(Data entries)

•••

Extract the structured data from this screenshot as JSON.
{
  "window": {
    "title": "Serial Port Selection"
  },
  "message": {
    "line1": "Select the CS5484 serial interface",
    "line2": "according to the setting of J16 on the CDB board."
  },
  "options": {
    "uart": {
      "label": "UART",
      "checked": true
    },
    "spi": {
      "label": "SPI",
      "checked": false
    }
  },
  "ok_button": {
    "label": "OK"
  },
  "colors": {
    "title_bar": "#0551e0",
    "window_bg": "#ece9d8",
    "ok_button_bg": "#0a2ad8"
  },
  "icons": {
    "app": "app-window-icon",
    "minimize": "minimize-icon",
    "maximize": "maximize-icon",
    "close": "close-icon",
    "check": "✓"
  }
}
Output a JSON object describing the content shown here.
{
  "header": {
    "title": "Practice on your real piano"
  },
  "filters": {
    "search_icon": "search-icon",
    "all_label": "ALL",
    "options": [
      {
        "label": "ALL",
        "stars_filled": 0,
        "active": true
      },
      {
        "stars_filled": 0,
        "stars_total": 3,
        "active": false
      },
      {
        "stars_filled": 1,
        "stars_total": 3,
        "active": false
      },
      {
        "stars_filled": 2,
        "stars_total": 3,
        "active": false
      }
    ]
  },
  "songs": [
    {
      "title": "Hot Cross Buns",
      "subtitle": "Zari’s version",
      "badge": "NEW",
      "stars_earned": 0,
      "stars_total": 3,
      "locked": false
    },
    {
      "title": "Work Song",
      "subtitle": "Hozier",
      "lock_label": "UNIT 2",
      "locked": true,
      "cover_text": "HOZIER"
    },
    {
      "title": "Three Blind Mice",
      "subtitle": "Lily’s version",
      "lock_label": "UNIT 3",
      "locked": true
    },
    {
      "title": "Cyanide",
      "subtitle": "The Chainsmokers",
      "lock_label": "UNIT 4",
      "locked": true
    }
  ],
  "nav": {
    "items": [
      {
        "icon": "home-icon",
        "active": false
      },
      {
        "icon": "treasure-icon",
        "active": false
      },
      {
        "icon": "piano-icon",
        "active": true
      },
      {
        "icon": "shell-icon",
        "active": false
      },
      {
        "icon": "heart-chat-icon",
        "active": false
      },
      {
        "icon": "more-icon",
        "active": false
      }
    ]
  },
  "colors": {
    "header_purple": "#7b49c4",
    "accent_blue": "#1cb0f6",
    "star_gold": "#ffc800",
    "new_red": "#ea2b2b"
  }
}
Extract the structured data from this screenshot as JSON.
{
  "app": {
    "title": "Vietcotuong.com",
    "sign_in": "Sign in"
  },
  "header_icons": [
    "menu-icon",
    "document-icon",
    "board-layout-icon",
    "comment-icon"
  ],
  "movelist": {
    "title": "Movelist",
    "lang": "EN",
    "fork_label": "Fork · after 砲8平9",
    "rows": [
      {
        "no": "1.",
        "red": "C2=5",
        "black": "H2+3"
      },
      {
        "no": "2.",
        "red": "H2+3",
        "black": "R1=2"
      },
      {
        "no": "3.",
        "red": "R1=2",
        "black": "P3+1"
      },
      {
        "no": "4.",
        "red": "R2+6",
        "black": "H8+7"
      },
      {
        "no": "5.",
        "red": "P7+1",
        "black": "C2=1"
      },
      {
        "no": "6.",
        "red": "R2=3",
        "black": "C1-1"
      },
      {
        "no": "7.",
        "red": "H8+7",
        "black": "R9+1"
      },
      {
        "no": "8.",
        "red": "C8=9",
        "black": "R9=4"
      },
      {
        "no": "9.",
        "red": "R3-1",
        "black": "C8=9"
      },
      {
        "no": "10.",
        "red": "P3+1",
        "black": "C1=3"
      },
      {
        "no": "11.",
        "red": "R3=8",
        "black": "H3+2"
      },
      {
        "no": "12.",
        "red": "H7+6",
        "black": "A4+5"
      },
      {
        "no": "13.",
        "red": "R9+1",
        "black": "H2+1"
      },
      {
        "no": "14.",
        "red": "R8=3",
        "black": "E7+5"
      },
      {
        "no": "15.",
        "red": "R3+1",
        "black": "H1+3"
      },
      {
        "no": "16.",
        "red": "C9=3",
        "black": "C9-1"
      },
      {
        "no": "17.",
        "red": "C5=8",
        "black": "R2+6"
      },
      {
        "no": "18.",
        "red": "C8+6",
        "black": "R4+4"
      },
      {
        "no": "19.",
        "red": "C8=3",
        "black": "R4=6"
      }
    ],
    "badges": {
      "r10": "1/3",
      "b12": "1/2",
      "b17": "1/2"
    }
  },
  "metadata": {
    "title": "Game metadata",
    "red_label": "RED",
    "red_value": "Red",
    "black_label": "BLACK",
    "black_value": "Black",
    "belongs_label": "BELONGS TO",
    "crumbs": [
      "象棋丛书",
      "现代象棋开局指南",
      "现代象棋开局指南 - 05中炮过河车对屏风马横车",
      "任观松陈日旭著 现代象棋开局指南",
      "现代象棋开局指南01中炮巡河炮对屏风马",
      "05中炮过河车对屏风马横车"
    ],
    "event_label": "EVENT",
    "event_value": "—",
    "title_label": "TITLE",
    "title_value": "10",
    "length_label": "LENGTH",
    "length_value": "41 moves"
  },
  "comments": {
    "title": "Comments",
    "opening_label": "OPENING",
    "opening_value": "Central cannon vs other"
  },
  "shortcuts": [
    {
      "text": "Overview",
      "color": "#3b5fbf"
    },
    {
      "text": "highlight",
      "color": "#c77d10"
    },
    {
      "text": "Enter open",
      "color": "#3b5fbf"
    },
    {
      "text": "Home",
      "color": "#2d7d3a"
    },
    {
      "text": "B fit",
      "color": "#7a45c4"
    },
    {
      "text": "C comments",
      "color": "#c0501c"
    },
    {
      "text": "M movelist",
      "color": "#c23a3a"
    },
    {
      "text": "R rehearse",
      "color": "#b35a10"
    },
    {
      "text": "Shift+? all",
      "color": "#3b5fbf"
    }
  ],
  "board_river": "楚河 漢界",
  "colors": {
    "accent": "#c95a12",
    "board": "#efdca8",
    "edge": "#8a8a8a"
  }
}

•••

Your task is to transcribe the material exactly.

→ **Result**
Extract the structured data from this screenshot as JSON.
{
  "window": {
    "title": "Serial Port Selection"
  },
  "message": {
    "line1": "Select the CS5484 serial interface",
    "line2": "according to the setting of J16 on the CDB board."
  },
  "options": {
    "uart": {
      "label": "UART",
      "checked": true
    },
    "spi": {
      "label": "SPI",
      "checked": false
    }
  },
  "ok_button": {
    "label": "OK"
  },
  "colors": {
    "title_bar": "#0551e0",
    "window_bg": "#ece9d8",
    "ok_button_bg": "#0a2ad8"
  },
  "icons": {
    "app": "app-window-icon",
    "minimize": "minimize-icon",
    "maximize": "maximize-icon",
    "close": "close-icon",
    "check": "✓"
  }
}
Output a JSON object describing the content shown here.
{
  "header": {
    "title": "Practice on your real piano"
  },
  "filters": {
    "search_icon": "search-icon",
    "all_label": "ALL",
    "options": [
      {
        "label": "ALL",
        "stars_filled": 0,
        "active": true
      },
      {
        "stars_filled": 0,
        "stars_total": 3,
        "active": false
      },
      {
        "stars_filled": 1,
        "stars_total": 3,
        "active": false
      },
      {
        "stars_filled": 2,
        "stars_total": 3,
        "active": false
      }
    ]
  },
  "songs": [
    {
      "title": "Hot Cross Buns",
      "subtitle": "Zari’s version",
      "badge": "NEW",
      "stars_earned": 0,
      "stars_total": 3,
      "locked": false
    },
    {
      "title": "Work Song",
      "subtitle": "Hozier",
      "lock_label": "UNIT 2",
      "locked": true,
      "cover_text": "HOZIER"
    },
    {
      "title": "Three Blind Mice",
      "subtitle": "Lily’s version",
      "lock_label": "UNIT 3",
      "locked": true
    },
    {
      "title": "Cyanide",
      "subtitle": "The Chainsmokers",
      "lock_label": "UNIT 4",
      "locked": true
    }
  ],
  "nav": {
    "items": [
      {
        "icon": "home-icon",
        "active": false
      },
      {
        "icon": "treasure-icon",
        "active": false
      },
      {
        "icon": "piano-icon",
        "active": true
      },
      {
        "icon": "shell-icon",
        "active": false
      },
      {
        "icon": "heart-chat-icon",
        "active": false
      },
      {
        "icon": "more-icon",
        "active": false
      }
    ]
  },
  "colors": {
    "header_purple": "#7b49c4",
    "accent_blue": "#1cb0f6",
    "star_gold": "#ffc800",
    "new_red": "#ea2b2b"
  }
}
Extract the structured data from this screenshot as JSON.
{
  "app": {
    "title": "Vietcotuong.com",
    "sign_in": "Sign in"
  },
  "header_icons": [
    "menu-icon",
    "document-icon",
    "board-layout-icon",
    "comment-icon"
  ],
  "movelist": {
    "title": "Movelist",
    "lang": "EN",
    "fork_label": "Fork · after 砲8平9",
    "rows": [
      {
        "no": "1.",
        "red": "C2=5",
        "black": "H2+3"
      },
      {
        "no": "2.",
        "red": "H2+3",
        "black": "R1=2"
      },
      {
        "no": "3.",
        "red": "R1=2",
        "black": "P3+1"
      },
      {
        "no": "4.",
        "red": "R2+6",
        "black": "H8+7"
      },
      {
        "no": "5.",
        "red": "P7+1",
        "black": "C2=1"
      },
      {
        "no": "6.",
        "red": "R2=3",
        "black": "C1-1"
      },
      {
        "no": "7.",
        "red": "H8+7",
        "black": "R9+1"
      },
      {
        "no": "8.",
        "red": "C8=9",
        "black": "R9=4"
      },
      {
        "no": "9.",
        "red": "R3-1",
        "black": "C8=9"
      },
      {
        "no": "10.",
        "red": "P3+1",
        "black": "C1=3"
      },
      {
        "no": "11.",
        "red": "R3=8",
        "black": "H3+2"
      },
      {
        "no": "12.",
        "red": "H7+6",
        "black": "A4+5"
      },
      {
        "no": "13.",
        "red": "R9+1",
        "black": "H2+1"
      },
      {
        "no": "14.",
        "red": "R8=3",
        "black": "E7+5"
      },
      {
        "no": "15.",
        "red": "R3+1",
        "black": "H1+3"
      },
      {
        "no": "16.",
        "red": "C9=3",
        "black": "C9-1"
      },
      {
        "no": "17.",
        "red": "C5=8",
        "black": "R2+6"
      },
      {
        "no": "18.",
        "red": "C8+6",
        "black": "R4+4"
      },
      {
        "no": "19.",
        "red": "C8=3",
        "black": "R4=6"
      }
    ],
    "badges": {
      "r10": "1/3",
      "b12": "1/2",
      "b17": "1/2"
    }
  },
  "metadata": {
    "title": "Game metadata",
    "red_label": "RED",
    "red_value": "Red",
    "black_label": "BLACK",
    "black_value": "Black",
    "belongs_label": "BELONGS TO",
    "crumbs": [
      "象棋丛书",
      "现代象棋开局指南",
      "现代象棋开局指南 - 05中炮过河车对屏风马横车",
      "任观松陈日旭著 现代象棋开局指南",
      "现代象棋开局指南01中炮巡河炮对屏风马",
      "05中炮过河车对屏风马横车"
    ],
    "event_label": "EVENT",
    "event_value": "—",
    "title_label": "TITLE",
    "title_value": "10",
    "length_label": "LENGTH",
    "length_value": "41 moves"
  },
  "comments": {
    "title": "Comments",
    "opening_label": "OPENING",
    "opening_value": "Central cannon vs other"
  },
  "shortcuts": [
    {
      "text": "Overview",
      "color": "#3b5fbf"
    },
    {
      "text": "highlight",
      "color": "#c77d10"
    },
    {
      "text": "Enter open",
      "color": "#3b5fbf"
    },
    {
      "text": "Home",
      "color": "#2d7d3a"
    },
    {
      "text": "B fit",
      "color": "#7a45c4"
    },
    {
      "text": "C comments",
      "color": "#c0501c"
    },
    {
      "text": "M movelist",
      "color": "#c23a3a"
    },
    {
      "text": "R rehearse",
      "color": "#b35a10"
    },
    {
      "text": "Shift+? all",
      "color": "#3b5fbf"
    }
  ],
  "board_river": "楚河 漢界",
  "colors": {
    "accent": "#c95a12",
    "board": "#efdca8",
    "edge": "#8a8a8a"
  }
}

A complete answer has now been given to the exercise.